▶ [PROBLEM]: Update the listing from its first line through the line containing "italic-remark: Il doit" by replacing "paragraph" with "body-text", keeping everything else unchanged.

▶ [PROVIDED MATERIAL]:
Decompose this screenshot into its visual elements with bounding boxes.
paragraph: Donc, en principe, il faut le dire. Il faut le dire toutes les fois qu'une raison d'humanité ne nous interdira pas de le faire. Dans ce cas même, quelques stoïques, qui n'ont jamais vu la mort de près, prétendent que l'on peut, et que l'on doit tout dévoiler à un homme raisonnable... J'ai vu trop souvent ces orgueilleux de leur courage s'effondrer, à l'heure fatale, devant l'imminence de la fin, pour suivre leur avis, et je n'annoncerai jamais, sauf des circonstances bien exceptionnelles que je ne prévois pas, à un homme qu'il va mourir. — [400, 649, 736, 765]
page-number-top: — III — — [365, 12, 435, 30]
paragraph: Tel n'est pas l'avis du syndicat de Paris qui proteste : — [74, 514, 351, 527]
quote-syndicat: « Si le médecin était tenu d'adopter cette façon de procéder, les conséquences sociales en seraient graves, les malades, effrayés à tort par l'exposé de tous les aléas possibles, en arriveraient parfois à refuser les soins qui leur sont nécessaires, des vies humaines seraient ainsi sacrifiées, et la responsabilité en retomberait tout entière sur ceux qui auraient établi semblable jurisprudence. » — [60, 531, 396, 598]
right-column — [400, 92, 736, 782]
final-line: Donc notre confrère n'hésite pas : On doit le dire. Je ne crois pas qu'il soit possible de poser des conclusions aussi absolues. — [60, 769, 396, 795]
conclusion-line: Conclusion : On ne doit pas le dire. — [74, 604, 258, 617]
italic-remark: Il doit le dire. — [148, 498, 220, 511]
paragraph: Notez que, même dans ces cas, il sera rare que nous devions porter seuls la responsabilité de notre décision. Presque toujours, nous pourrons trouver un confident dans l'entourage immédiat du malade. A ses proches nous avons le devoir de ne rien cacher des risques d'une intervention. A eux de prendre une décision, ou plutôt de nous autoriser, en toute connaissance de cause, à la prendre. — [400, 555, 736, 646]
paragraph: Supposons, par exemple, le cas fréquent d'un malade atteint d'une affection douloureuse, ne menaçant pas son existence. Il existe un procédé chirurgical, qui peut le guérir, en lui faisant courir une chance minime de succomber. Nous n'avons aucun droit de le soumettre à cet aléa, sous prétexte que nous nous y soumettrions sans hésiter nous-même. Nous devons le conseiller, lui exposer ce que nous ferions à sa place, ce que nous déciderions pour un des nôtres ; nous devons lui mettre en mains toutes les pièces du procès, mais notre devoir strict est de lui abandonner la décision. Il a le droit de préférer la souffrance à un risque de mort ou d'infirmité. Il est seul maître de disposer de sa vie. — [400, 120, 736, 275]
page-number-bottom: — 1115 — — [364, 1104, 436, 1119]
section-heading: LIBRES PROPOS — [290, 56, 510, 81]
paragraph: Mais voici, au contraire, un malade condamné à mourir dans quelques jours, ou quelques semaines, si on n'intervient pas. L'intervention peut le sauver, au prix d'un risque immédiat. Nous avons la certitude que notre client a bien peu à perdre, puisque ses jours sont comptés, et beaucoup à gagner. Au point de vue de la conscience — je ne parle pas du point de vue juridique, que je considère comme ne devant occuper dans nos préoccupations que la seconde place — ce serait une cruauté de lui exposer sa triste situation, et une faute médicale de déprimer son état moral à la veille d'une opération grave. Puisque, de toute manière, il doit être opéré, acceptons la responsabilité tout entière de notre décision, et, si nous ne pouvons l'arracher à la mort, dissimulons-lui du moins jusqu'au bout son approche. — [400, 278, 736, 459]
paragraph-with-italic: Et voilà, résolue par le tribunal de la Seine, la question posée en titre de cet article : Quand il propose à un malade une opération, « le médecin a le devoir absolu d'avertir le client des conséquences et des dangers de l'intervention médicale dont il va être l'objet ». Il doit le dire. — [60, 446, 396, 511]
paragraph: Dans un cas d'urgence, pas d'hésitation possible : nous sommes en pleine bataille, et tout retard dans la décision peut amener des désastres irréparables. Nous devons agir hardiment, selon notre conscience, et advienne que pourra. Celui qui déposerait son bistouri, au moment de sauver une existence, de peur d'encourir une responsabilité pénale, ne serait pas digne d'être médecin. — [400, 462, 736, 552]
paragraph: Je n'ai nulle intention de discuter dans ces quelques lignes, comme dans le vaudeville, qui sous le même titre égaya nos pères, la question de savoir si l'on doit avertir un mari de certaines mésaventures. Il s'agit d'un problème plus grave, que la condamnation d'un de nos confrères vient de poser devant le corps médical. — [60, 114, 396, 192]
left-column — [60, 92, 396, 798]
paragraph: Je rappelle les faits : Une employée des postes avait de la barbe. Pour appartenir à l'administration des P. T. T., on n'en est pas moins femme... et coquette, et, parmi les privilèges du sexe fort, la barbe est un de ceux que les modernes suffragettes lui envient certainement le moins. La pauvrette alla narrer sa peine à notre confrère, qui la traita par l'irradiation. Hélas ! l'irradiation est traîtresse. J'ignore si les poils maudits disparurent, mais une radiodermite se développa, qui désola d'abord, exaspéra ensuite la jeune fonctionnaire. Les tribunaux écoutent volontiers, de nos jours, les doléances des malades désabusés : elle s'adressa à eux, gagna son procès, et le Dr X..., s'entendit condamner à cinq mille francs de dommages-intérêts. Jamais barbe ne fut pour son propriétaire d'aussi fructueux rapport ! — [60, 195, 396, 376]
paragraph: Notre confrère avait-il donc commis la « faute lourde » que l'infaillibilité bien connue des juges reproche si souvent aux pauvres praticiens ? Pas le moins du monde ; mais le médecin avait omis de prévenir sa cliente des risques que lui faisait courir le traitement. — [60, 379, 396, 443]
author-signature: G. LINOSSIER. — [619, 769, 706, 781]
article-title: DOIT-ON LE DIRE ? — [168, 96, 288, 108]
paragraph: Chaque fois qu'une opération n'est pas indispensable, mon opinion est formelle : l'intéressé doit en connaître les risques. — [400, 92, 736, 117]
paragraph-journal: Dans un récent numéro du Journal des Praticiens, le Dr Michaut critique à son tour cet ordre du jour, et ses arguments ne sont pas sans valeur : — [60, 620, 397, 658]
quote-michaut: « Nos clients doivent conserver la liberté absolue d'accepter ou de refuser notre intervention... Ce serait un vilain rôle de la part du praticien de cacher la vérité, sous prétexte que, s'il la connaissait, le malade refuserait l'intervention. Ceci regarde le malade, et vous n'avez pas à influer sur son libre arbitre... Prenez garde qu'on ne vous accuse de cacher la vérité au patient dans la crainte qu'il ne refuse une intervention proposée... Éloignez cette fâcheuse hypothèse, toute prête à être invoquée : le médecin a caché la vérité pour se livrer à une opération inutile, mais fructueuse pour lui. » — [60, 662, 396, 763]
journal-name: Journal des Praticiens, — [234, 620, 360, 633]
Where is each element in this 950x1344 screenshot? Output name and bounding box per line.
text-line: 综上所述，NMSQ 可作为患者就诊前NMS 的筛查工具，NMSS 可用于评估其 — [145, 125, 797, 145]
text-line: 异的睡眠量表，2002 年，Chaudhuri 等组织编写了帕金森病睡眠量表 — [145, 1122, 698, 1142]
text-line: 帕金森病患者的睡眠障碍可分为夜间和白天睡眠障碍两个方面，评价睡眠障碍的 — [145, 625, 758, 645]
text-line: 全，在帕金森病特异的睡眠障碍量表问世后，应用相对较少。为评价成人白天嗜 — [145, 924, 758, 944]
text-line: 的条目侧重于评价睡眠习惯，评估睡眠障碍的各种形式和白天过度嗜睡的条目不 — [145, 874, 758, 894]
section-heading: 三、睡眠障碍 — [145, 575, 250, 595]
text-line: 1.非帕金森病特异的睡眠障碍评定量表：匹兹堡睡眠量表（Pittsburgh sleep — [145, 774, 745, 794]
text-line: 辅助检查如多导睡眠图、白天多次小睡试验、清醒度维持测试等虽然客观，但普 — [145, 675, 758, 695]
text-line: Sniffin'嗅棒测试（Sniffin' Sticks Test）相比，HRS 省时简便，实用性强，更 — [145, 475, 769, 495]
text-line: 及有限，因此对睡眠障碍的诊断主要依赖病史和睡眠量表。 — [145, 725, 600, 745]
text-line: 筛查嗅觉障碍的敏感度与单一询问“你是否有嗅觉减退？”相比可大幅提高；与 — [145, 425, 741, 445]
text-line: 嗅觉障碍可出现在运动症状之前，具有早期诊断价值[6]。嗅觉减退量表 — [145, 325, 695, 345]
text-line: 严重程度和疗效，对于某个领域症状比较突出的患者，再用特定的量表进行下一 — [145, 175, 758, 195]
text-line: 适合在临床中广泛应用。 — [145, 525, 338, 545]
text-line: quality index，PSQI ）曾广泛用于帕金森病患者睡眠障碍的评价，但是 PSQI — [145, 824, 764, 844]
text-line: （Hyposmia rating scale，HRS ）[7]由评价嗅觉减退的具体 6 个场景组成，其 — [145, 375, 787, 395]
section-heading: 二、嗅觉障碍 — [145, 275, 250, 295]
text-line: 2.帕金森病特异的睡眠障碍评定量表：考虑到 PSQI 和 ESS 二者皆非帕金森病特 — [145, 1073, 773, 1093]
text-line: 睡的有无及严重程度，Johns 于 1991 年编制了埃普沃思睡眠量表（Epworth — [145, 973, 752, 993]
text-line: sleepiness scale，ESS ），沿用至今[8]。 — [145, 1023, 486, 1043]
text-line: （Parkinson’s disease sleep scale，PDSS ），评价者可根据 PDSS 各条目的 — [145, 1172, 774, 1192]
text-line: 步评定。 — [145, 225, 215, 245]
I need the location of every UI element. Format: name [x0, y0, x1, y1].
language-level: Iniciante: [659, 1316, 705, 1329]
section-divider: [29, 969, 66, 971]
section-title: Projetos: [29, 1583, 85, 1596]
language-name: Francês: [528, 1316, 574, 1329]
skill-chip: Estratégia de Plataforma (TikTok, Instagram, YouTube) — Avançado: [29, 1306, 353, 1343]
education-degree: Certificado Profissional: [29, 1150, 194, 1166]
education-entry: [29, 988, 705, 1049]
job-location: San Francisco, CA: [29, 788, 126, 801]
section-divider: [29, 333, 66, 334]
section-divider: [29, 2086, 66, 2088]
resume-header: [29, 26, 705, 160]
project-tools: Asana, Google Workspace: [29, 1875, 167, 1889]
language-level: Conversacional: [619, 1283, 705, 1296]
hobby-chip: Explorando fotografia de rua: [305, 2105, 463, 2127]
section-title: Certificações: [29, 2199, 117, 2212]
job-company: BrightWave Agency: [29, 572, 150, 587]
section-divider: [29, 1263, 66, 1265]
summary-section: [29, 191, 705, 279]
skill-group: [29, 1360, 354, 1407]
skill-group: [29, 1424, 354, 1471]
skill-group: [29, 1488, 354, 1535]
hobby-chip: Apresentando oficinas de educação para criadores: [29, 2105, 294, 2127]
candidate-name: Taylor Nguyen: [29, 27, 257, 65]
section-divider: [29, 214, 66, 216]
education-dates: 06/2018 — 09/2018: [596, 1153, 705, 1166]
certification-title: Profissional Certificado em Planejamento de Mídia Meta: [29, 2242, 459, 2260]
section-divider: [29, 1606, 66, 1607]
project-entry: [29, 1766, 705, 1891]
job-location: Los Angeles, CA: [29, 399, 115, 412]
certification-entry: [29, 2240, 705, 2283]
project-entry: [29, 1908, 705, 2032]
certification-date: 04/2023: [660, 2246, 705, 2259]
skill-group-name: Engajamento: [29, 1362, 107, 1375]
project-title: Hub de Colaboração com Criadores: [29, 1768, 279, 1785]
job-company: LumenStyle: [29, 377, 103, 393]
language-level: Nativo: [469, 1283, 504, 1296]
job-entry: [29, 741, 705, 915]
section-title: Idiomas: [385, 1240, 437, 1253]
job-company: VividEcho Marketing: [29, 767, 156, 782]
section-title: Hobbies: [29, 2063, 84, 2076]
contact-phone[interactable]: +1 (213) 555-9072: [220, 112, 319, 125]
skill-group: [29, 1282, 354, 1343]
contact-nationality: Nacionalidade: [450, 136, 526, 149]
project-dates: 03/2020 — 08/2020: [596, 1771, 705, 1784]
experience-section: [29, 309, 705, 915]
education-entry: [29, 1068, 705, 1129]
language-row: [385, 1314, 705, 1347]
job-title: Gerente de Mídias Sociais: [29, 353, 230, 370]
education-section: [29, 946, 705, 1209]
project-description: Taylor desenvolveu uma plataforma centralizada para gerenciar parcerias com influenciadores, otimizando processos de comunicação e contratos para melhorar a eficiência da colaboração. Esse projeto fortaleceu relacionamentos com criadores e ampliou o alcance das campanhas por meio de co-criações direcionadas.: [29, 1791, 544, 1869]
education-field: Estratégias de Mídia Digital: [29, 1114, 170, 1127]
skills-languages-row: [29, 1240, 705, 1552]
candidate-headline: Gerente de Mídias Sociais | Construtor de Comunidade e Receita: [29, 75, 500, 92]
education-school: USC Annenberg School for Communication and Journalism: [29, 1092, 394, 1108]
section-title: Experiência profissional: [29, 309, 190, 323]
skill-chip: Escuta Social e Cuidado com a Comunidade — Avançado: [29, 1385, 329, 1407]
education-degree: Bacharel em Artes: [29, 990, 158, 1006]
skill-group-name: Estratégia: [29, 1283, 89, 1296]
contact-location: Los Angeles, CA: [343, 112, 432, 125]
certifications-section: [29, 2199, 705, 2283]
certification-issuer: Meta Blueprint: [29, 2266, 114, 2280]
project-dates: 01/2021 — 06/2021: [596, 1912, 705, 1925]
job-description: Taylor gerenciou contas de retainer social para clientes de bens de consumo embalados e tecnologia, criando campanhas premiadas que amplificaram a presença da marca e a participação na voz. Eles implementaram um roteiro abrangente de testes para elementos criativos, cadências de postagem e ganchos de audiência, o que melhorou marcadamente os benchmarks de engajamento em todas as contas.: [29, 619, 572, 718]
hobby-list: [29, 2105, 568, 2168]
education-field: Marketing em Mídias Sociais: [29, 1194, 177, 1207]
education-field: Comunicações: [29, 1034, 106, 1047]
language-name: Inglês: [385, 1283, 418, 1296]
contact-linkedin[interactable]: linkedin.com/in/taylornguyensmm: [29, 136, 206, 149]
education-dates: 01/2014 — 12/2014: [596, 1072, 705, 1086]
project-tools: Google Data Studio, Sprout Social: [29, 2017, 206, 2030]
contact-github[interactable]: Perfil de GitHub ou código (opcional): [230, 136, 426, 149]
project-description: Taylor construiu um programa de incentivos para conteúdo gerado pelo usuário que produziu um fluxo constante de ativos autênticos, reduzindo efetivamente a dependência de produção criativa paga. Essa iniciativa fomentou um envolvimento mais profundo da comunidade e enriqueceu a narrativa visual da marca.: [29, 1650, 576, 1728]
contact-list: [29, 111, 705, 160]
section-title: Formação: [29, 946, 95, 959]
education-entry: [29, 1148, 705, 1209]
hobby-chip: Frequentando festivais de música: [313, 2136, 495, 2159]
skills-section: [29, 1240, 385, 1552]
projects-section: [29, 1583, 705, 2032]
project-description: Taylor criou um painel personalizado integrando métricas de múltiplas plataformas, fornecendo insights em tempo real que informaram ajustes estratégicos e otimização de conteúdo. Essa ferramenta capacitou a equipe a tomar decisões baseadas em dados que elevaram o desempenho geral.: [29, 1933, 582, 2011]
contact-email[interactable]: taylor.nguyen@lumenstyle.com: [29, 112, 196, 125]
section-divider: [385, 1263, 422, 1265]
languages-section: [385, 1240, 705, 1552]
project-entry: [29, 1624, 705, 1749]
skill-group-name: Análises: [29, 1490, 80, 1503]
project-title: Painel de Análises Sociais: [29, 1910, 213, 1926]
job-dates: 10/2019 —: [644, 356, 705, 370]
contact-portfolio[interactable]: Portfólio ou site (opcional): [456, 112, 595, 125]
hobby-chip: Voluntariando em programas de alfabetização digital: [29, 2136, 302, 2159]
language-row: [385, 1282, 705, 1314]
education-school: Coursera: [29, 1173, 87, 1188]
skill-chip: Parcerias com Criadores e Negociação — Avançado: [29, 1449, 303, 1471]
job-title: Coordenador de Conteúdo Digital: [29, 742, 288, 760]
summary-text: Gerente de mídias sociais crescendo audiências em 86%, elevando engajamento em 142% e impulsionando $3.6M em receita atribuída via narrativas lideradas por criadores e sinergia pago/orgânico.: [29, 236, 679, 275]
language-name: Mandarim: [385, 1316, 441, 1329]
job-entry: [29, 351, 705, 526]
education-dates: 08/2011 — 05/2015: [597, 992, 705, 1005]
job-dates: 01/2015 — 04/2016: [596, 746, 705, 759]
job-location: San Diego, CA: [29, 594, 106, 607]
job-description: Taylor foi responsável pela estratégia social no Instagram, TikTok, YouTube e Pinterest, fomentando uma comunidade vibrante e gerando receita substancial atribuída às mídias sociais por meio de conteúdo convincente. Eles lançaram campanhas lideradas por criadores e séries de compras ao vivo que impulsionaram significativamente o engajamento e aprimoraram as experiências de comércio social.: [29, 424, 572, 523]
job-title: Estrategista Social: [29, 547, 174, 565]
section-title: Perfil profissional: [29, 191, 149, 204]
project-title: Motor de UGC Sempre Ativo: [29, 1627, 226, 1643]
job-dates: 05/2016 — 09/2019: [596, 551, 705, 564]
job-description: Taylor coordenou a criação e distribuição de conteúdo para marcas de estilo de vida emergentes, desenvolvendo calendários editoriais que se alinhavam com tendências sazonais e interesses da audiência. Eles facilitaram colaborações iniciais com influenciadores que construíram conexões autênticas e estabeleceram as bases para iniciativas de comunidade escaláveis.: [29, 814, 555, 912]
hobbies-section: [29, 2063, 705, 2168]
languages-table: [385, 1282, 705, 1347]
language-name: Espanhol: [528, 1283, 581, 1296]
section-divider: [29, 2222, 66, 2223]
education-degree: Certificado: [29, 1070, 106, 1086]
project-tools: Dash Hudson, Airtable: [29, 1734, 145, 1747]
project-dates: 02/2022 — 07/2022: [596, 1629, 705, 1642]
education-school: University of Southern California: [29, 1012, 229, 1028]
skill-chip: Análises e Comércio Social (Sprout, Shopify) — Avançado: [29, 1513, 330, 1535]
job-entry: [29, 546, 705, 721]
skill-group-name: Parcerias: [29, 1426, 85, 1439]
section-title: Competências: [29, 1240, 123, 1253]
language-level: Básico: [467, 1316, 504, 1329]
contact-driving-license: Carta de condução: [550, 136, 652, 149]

▶ [THE RESPONSE]:
Decompose this screenshot into its visual elements with bounding boxes.
body-text: Donc, en principe, il faut le dire. Il faut le dire toutes les fois qu'une raison d'humanité ne nous interdira pas de le faire. Dans ce cas même, quelques stoïques, qui n'ont jamais vu la mort de près, prétendent que l'on peut, et que l'on doit tout dévoiler à un homme raisonnable... J'ai vu trop souvent ces orgueilleux de leur courage s'effondrer, à l'heure fatale, devant l'imminence de la fin, pour suivre leur avis, et je n'annoncerai jamais, sauf des circonstances bien exceptionnelles que je ne prévois pas, à un homme qu'il va mourir. — [400, 649, 736, 765]
page-number-top: — III — — [365, 12, 435, 30]
body-text: Tel n'est pas l'avis du syndicat de Paris qui proteste : — [74, 514, 351, 527]
quote-syndicat: « Si le médecin était tenu d'adopter cette façon de procéder, les conséquences sociales en seraient graves, les malades, effrayés à tort par l'exposé de tous les aléas possibles, en arriveraient parfois à refuser les soins qui leur sont nécessaires, des vies humaines seraient ainsi sacrifiées, et la responsabilité en retomberait tout entière sur ceux qui auraient établi semblable jurisprudence. » — [60, 531, 396, 598]
right-column — [400, 92, 736, 782]
final-line: Donc notre confrère n'hésite pas : On doit le dire. Je ne crois pas qu'il soit possible de poser des conclusions aussi absolues. — [60, 769, 396, 795]
conclusion-line: Conclusion : On ne doit pas le dire. — [74, 604, 258, 617]
italic-remark: Il doit le dire. — [148, 498, 220, 511]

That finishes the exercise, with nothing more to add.